MATERIAL TO PROCESS:
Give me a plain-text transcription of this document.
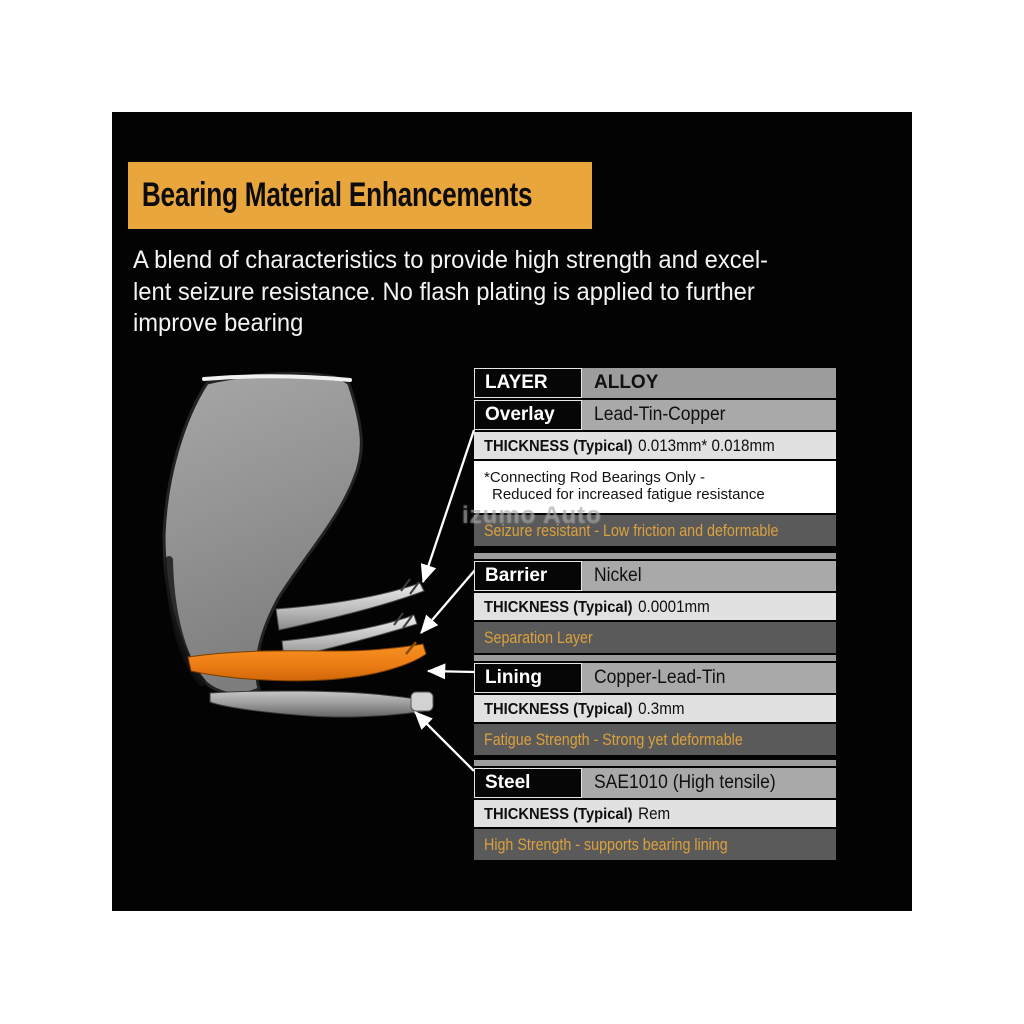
Bearing Material Enhancements
A blend of characteristics to provide high strength and excel-
lent seizure resistance. No flash plating is applied to further
improve bearing
izumo Auto
LAYER	ALLOY
Overlay	Lead-Tin-Copper
THICKNESS (Typical) 0.013mm* 0.018mm
*Connecting Rod Bearings Only -
Reduced for increased fatigue resistance
Seizure resistant - Low friction and deformable
Barrier	Nickel
THICKNESS (Typical) 0.0001mm
Separation Layer
Lining	Copper-Lead-Tin
THICKNESS (Typical) 0.3mm
Fatigue Strength - Strong yet deformable
Steel	SAE1010 (High tensile)
THICKNESS (Typical) Rem
High Strength - supports bearing lining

THE PROBLEM:
Do not include images; quote all of the entries above exactly.

ANSWER TO THE PROBLEM:
Give me a plain-text transcription of this document.
Bearing Material Enhancements
A blend of characteristics to provide high strength and excel-
lent seizure resistance. No flash plating is applied to further
improve bearing
izumo Auto
LAYER	ALLOY
Overlay	Lead-Tin-Copper
THICKNESS (Typical) 0.013mm* 0.018mm
*Connecting Rod Bearings Only -
Reduced for increased fatigue resistance
Seizure resistant - Low friction and deformable
Barrier	Nickel
THICKNESS (Typical) 0.0001mm
Separation Layer
Lining	Copper-Lead-Tin
THICKNESS (Typical) 0.3mm
Fatigue Strength - Strong yet deformable
Steel	SAE1010 (High tensile)
THICKNESS (Typical) Rem
High Strength - supports bearing lining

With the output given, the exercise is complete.